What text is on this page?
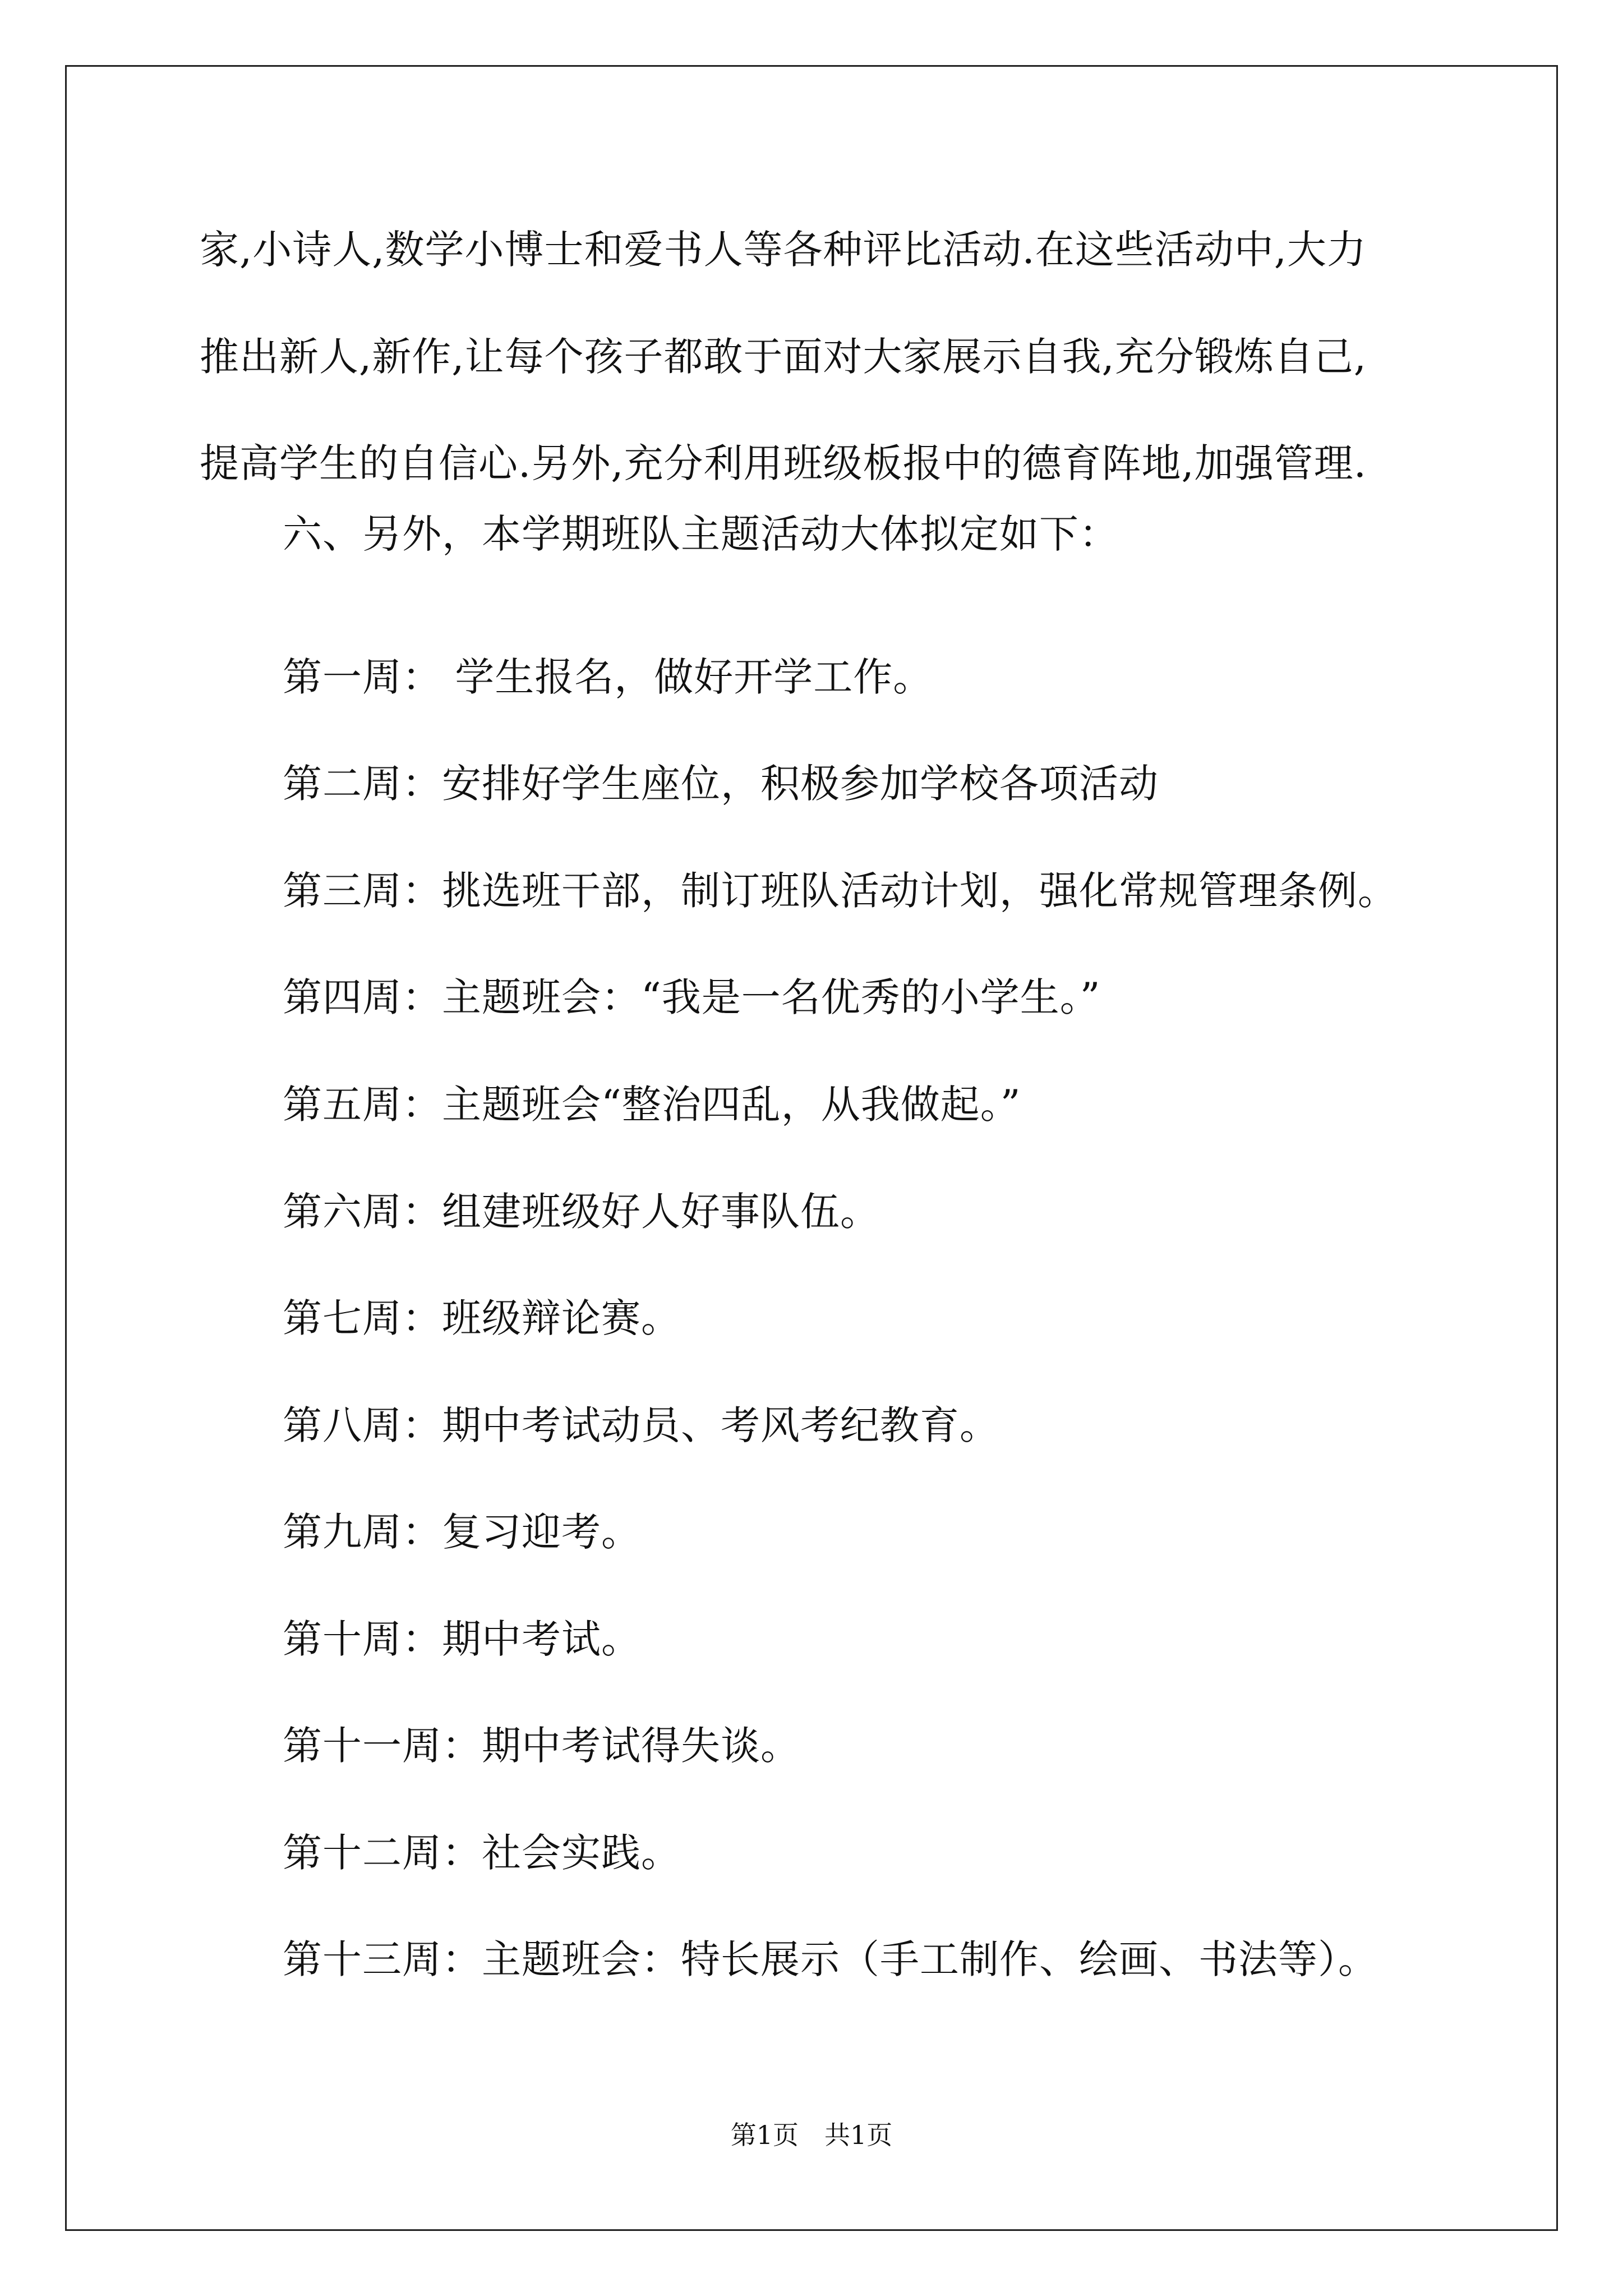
家,小诗人,数学小博士和爱书人等各种评比活动.在这些活动中,大力
推出新人,新作,让每个孩子都敢于面对大家展示自我,充分锻炼自己,
提高学生的自信心.另外,充分利用班级板报中的德育阵地,加强管理.
六、另外，本学期班队主题活动大体拟定如下：
第一周： 学生报名，做好开学工作。
第二周：安排好学生座位，积极参加学校各项活动
第三周：挑选班干部，制订班队活动计划，强化常规管理条例。
第四周：主题班会：“我是一名优秀的小学生。”
第五周：主题班会“整治四乱，从我做起。”
第六周：组建班级好人好事队伍。
第七周：班级辩论赛。
第八周：期中考试动员、考风考纪教育。
第九周：复习迎考。
第十周：期中考试。
第十一周：期中考试得失谈。
第十二周：社会实践。
第十三周：主题班会：特长展示（手工制作、绘画、书法等）。
第1页 共1页
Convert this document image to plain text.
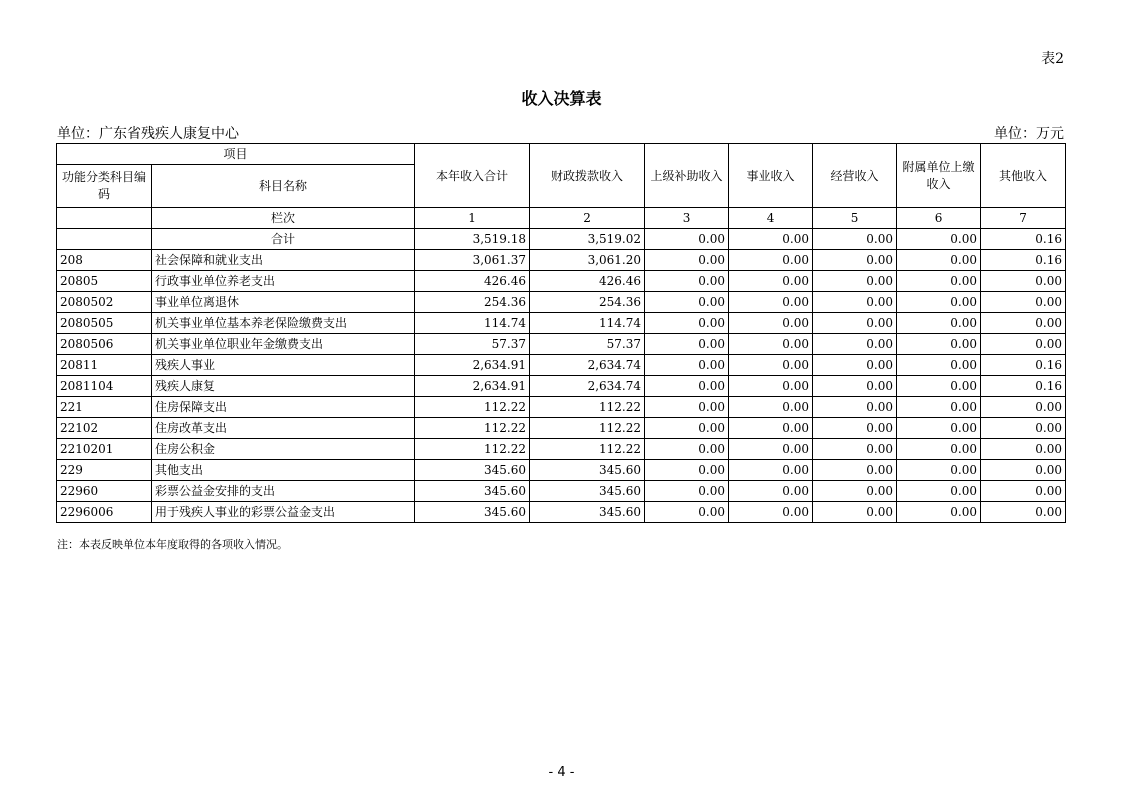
表2
收入决算表
单位：广东省残疾人康复中心	单位：万元
项目		本年收入合计	财政拨款收入	上级补助收入	事业收入	经营收入	附属单位上缴收入	其他收入
功能分类科目编码	科目名称							
	栏次	1	2	3	4	5	6	7
	合计	3,519.18	3,519.02	0.00	0.00	0.00	0.00	0.16
208	社会保障和就业支出	3,061.37	3,061.20	0.00	0.00	0.00	0.00	0.16
20805	行政事业单位养老支出	426.46	426.46	0.00	0.00	0.00	0.00	0.00
2080502	事业单位离退休	254.36	254.36	0.00	0.00	0.00	0.00	0.00
2080505	机关事业单位基本养老保险缴费支出	114.74	114.74	0.00	0.00	0.00	0.00	0.00
2080506	机关事业单位职业年金缴费支出	57.37	57.37	0.00	0.00	0.00	0.00	0.00
20811	残疾人事业	2,634.91	2,634.74	0.00	0.00	0.00	0.00	0.16
2081104	残疾人康复	2,634.91	2,634.74	0.00	0.00	0.00	0.00	0.16
221	住房保障支出	112.22	112.22	0.00	0.00	0.00	0.00	0.00
22102	住房改革支出	112.22	112.22	0.00	0.00	0.00	0.00	0.00
2210201	住房公积金	112.22	112.22	0.00	0.00	0.00	0.00	0.00
229	其他支出	345.60	345.60	0.00	0.00	0.00	0.00	0.00
22960	彩票公益金安排的支出	345.60	345.60	0.00	0.00	0.00	0.00	0.00
2296006	用于残疾人事业的彩票公益金支出	345.60	345.60	0.00	0.00	0.00	0.00	0.00
注：本表反映单位本年度取得的各项收入情况。
- 4 -
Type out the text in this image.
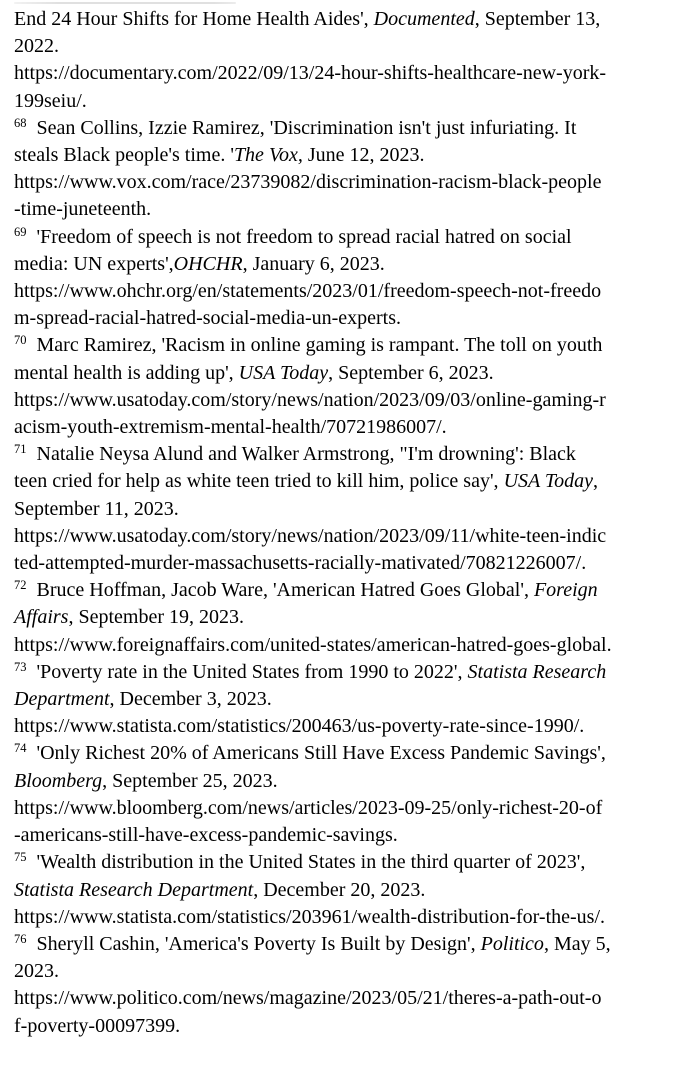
End 24 Hour Shifts for Home Health Aides', Documented, September 13,
2022.
https://documentary.com/2022/09/13/24-hour-shifts-healthcare-new-york-
199seiu/.

$^{68}$  Sean Collins, Izzie Ramirez, 'Discrimination isn't just infuriating. It
steals Black people's time. 'The Vox, June 12, 2023.
https://www.vox.com/race/23739082/discrimination-racism-black-people
-time-juneteenth.

$^{69}$  'Freedom of speech is not freedom to spread racial hatred on social
media: UN experts',OHCHR, January 6, 2023.
https://www.ohchr.org/en/statements/2023/01/freedom-speech-not-freedo
m-spread-racial-hatred-social-media-un-experts.

$^{70}$  Marc Ramirez, 'Racism in online gaming is rampant. The toll on youth
mental health is adding up', USA Today, September 6, 2023.
https://www.usatoday.com/story/news/nation/2023/09/03/online-gaming-r
acism-youth-extremism-mental-health/70721986007/.

$^{71}$  Natalie Neysa Alund and Walker Armstrong, "I'm drowning': Black
teen cried for help as white teen tried to kill him, police say', USA Today,
September 11, 2023.
https://www.usatoday.com/story/news/nation/2023/09/11/white-teen-indic
ted-attempted-murder-massachusetts-racially-mativated/70821226007/.

$^{72}$  Bruce Hoffman, Jacob Ware, 'American Hatred Goes Global', Foreign
Affairs, September 19, 2023.
https://www.foreignaffairs.com/united-states/american-hatred-goes-global.

$^{73}$  'Poverty rate in the United States from 1990 to 2022', Statista Research
Department, December 3, 2023.
https://www.statista.com/statistics/200463/us-poverty-rate-since-1990/.

$^{74}$  'Only Richest 20% of Americans Still Have Excess Pandemic Savings',
Bloomberg, September 25, 2023.
https://www.bloomberg.com/news/articles/2023-09-25/only-richest-20-of
-americans-still-have-excess-pandemic-savings.

$^{75}$  'Wealth distribution in the United States in the third quarter of 2023',
Statista Research Department, December 20, 2023.
https://www.statista.com/statistics/203961/wealth-distribution-for-the-us/.

$^{76}$  Sheryll Cashin, 'America's Poverty Is Built by Design', Politico, May 5,
2023.
https://www.politico.com/news/magazine/2023/05/21/theres-a-path-out-o
f-poverty-00097399.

**WHAT THE TASK ASKS**
Write out every line of the data that holds the word "news".

**COMPLETE ANSWER**
https://www.usatoday.com/story/news/nation/2023/09/03/online-gaming-r
https://www.usatoday.com/story/news/nation/2023/09/11/white-teen-indic
https://www.bloomberg.com/news/articles/2023-09-25/only-richest-20-of
https://www.politico.com/news/magazine/2023/05/21/theres-a-path-out-o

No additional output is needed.